> [Problem to solve]: Omit every image, and transcribe the remaining entries exactly as given.

* begin Extracted data *

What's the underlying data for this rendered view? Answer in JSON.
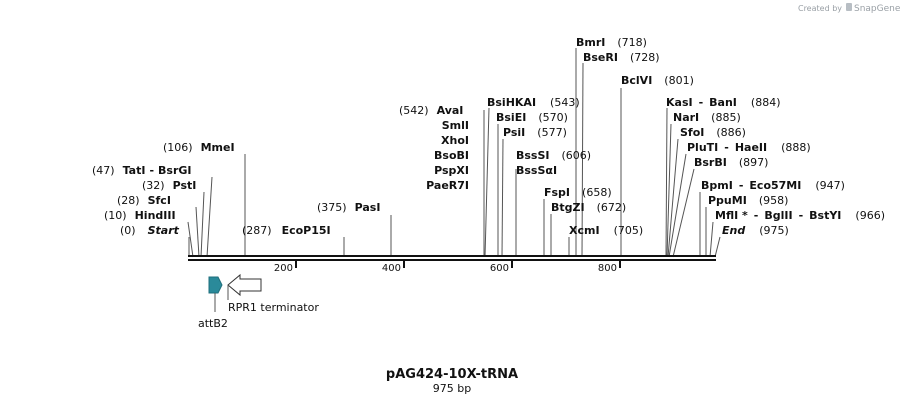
{
  "credit": {
    "prefix": "Created by",
    "brand": "SnapGene"
  },
  "plasmid": {
    "name": "pAG424-10X-tRNA",
    "length_text": "975 bp"
  },
  "axis": {
    "ticks": [
      "200",
      "400",
      "600",
      "800"
    ]
  },
  "features": [
    {
      "name": "attB2"
    },
    {
      "name": "RPR1 terminator"
    }
  ],
  "sites": [
    {
      "id": "start",
      "parts": [
        "Start"
      ],
      "pos": "(0)",
      "italic": true
    },
    {
      "id": "hindiii",
      "parts": [
        "HindIII"
      ],
      "pos": "(10)"
    },
    {
      "id": "sfci",
      "parts": [
        "SfcI"
      ],
      "pos": "(28)"
    },
    {
      "id": "psti",
      "parts": [
        "PstI"
      ],
      "pos": "(32)"
    },
    {
      "id": "tati",
      "parts": [
        "TatI",
        "BsrGI"
      ],
      "pos": "(47)"
    },
    {
      "id": "mmei",
      "parts": [
        "MmeI"
      ],
      "pos": "(106)"
    },
    {
      "id": "ecop15i",
      "parts": [
        "EcoP15I"
      ],
      "pos": "(287)"
    },
    {
      "id": "pasi",
      "parts": [
        "PasI"
      ],
      "pos": "(375)"
    },
    {
      "id": "avai",
      "parts": [
        "AvaI"
      ],
      "pos": "(542)"
    },
    {
      "id": "smli",
      "parts": [
        "SmlI"
      ],
      "pos": ""
    },
    {
      "id": "xhoi",
      "parts": [
        "XhoI"
      ],
      "pos": ""
    },
    {
      "id": "bsobi",
      "parts": [
        "BsoBI"
      ],
      "pos": ""
    },
    {
      "id": "pspxi",
      "parts": [
        "PspXI"
      ],
      "pos": ""
    },
    {
      "id": "paer7i",
      "parts": [
        "PaeR7I"
      ],
      "pos": ""
    },
    {
      "id": "bsihkai",
      "parts": [
        "BsiHKAI"
      ],
      "pos": "(543)"
    },
    {
      "id": "bsiei",
      "parts": [
        "BsiEI"
      ],
      "pos": "(570)"
    },
    {
      "id": "psii",
      "parts": [
        "PsiI"
      ],
      "pos": "(577)"
    },
    {
      "id": "bsssi",
      "parts": [
        "BssSI"
      ],
      "pos": "(606)"
    },
    {
      "id": "bsssai",
      "parts": [
        "BssSαI"
      ],
      "pos": ""
    },
    {
      "id": "fspi",
      "parts": [
        "FspI"
      ],
      "pos": "(658)"
    },
    {
      "id": "btgzi",
      "parts": [
        "BtgZI"
      ],
      "pos": "(672)"
    },
    {
      "id": "xcmi",
      "parts": [
        "XcmI"
      ],
      "pos": "(705)"
    },
    {
      "id": "bmri",
      "parts": [
        "BmrI"
      ],
      "pos": "(718)"
    },
    {
      "id": "bseri",
      "parts": [
        "BseRI"
      ],
      "pos": "(728)"
    },
    {
      "id": "bclvi",
      "parts": [
        "BclVI"
      ],
      "pos": "(801)"
    },
    {
      "id": "kasi",
      "parts": [
        "KasI",
        "BanI"
      ],
      "pos": "(884)"
    },
    {
      "id": "nari",
      "parts": [
        "NarI"
      ],
      "pos": "(885)"
    },
    {
      "id": "sfoi",
      "parts": [
        "SfoI"
      ],
      "pos": "(886)"
    },
    {
      "id": "pluti",
      "parts": [
        "PluTI",
        "HaeII"
      ],
      "pos": "(888)"
    },
    {
      "id": "bsrbi",
      "parts": [
        "BsrBI"
      ],
      "pos": "(897)"
    },
    {
      "id": "bpmi",
      "parts": [
        "BpmI",
        "Eco57MI"
      ],
      "pos": "(947)"
    },
    {
      "id": "ppumi",
      "parts": [
        "PpuMI"
      ],
      "pos": "(958)"
    },
    {
      "id": "mfli",
      "parts": [
        "MflI *",
        "BglII",
        "BstYI"
      ],
      "pos": "(966)"
    },
    {
      "id": "end",
      "parts": [
        "End"
      ],
      "pos": "(975)",
      "italic": true
    }
  ]
}
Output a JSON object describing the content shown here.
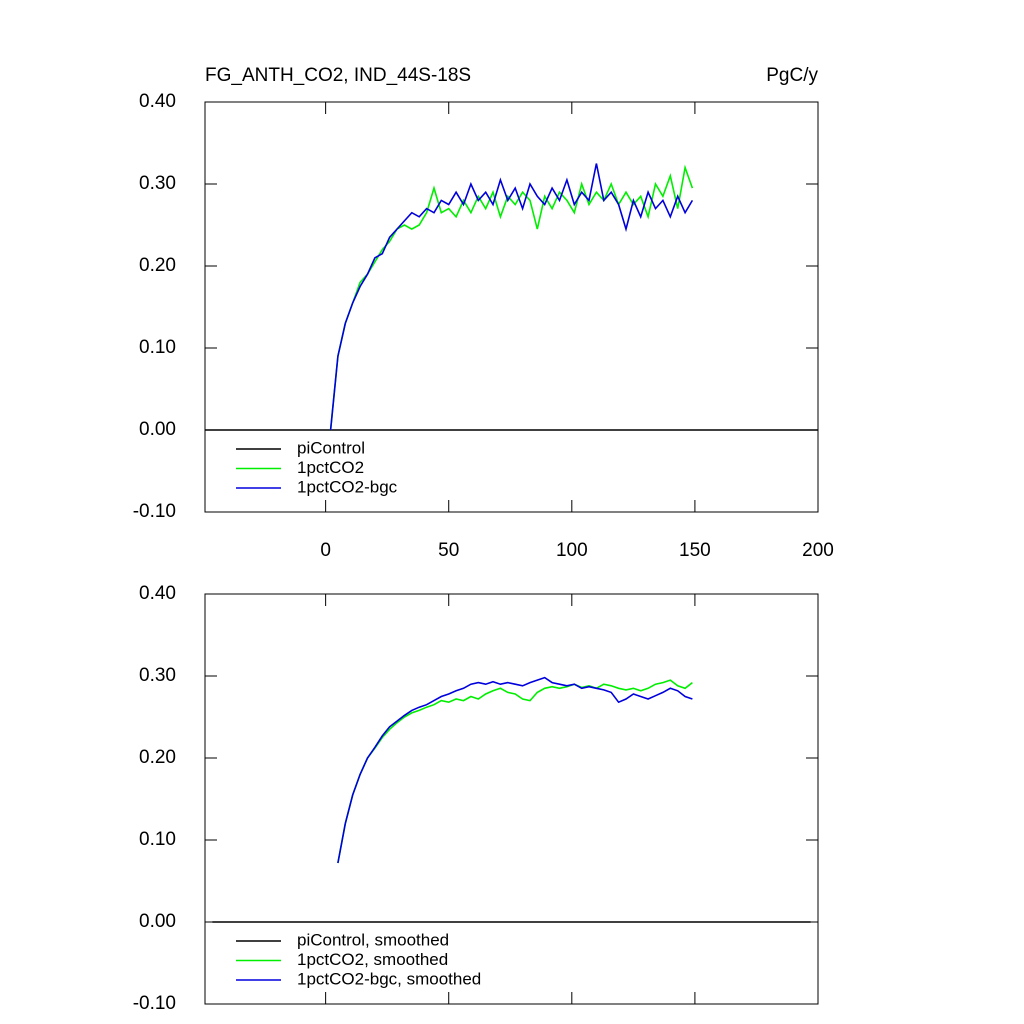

* end Extracted data *

> [Output below]:
What's the underlying data for this rendered view? Answer in JSON.
{
  "credit": {
    "prefix": "Created by",
    "brand": "SnapGene"
  },
  "plasmid": {
    "name": "pAG424-10X-tRNA",
    "length_text": "975 bp"
  },
  "axis": {
    "ticks": [
      "200",
      "400",
      "600",
      "800"
    ]
  },
  "features": [
    {
      "name": "attB2"
    },
    {
      "name": "RPR1 terminator"
    }
  ],
  "sites": [
    {
      "id": "start",
      "parts": [
        "Start"
      ],
      "pos": "(0)",
      "italic": true
    },
    {
      "id": "hindiii",
      "parts": [
        "HindIII"
      ],
      "pos": "(10)"
    },
    {
      "id": "sfci",
      "parts": [
        "SfcI"
      ],
      "pos": "(28)"
    },
    {
      "id": "psti",
      "parts": [
        "PstI"
      ],
      "pos": "(32)"
    },
    {
      "id": "tati",
      "parts": [
        "TatI",
        "BsrGI"
      ],
      "pos": "(47)"
    },
    {
      "id": "mmei",
      "parts": [
        "MmeI"
      ],
      "pos": "(106)"
    },
    {
      "id": "ecop15i",
      "parts": [
        "EcoP15I"
      ],
      "pos": "(287)"
    },
    {
      "id": "pasi",
      "parts": [
        "PasI"
      ],
      "pos": "(375)"
    },
    {
      "id": "avai",
      "parts": [
        "AvaI"
      ],
      "pos": "(542)"
    },
    {
      "id": "smli",
      "parts": [
        "SmlI"
      ],
      "pos": ""
    },
    {
      "id": "xhoi",
      "parts": [
        "XhoI"
      ],
      "pos": ""
    },
    {
      "id": "bsobi",
      "parts": [
        "BsoBI"
      ],
      "pos": ""
    },
    {
      "id": "pspxi",
      "parts": [
        "PspXI"
      ],
      "pos": ""
    },
    {
      "id": "paer7i",
      "parts": [
        "PaeR7I"
      ],
      "pos": ""
    },
    {
      "id": "bsihkai",
      "parts": [
        "BsiHKAI"
      ],
      "pos": "(543)"
    },
    {
      "id": "bsiei",
      "parts": [
        "BsiEI"
      ],
      "pos": "(570)"
    },
    {
      "id": "psii",
      "parts": [
        "PsiI"
      ],
      "pos": "(577)"
    },
    {
      "id": "bsssi",
      "parts": [
        "BssSI"
      ],
      "pos": "(606)"
    },
    {
      "id": "bsssai",
      "parts": [
        "BssSαI"
      ],
      "pos": ""
    },
    {
      "id": "fspi",
      "parts": [
        "FspI"
      ],
      "pos": "(658)"
    },
    {
      "id": "btgzi",
      "parts": [
        "BtgZI"
      ],
      "pos": "(672)"
    },
    {
      "id": "xcmi",
      "parts": [
        "XcmI"
      ],
      "pos": "(705)"
    },
    {
      "id": "bmri",
      "parts": [
        "BmrI"
      ],
      "pos": "(718)"
    },
    {
      "id": "bseri",
      "parts": [
        "BseRI"
      ],
      "pos": "(728)"
    },
    {
      "id": "bclvi",
      "parts": [
        "BclVI"
      ],
      "pos": "(801)"
    },
    {
      "id": "kasi",
      "parts": [
        "KasI",
        "BanI"
      ],
      "pos": "(884)"
    },
    {
      "id": "nari",
      "parts": [
        "NarI"
      ],
      "pos": "(885)"
    },
    {
      "id": "sfoi",
      "parts": [
        "SfoI"
      ],
      "pos": "(886)"
    },
    {
      "id": "pluti",
      "parts": [
        "PluTI",
        "HaeII"
      ],
      "pos": "(888)"
    },
    {
      "id": "bsrbi",
      "parts": [
        "BsrBI"
      ],
      "pos": "(897)"
    },
    {
      "id": "bpmi",
      "parts": [
        "BpmI",
        "Eco57MI"
      ],
      "pos": "(947)"
    },
    {
      "id": "ppumi",
      "parts": [
        "PpuMI"
      ],
      "pos": "(958)"
    },
    {
      "id": "mfli",
      "parts": [
        "MflI *",
        "BglII",
        "BstYI"
      ],
      "pos": "(966)"
    },
    {
      "id": "end",
      "parts": [
        "End"
      ],
      "pos": "(975)",
      "italic": true
    }
  ]
}
Output a JSON object describing the content shown here.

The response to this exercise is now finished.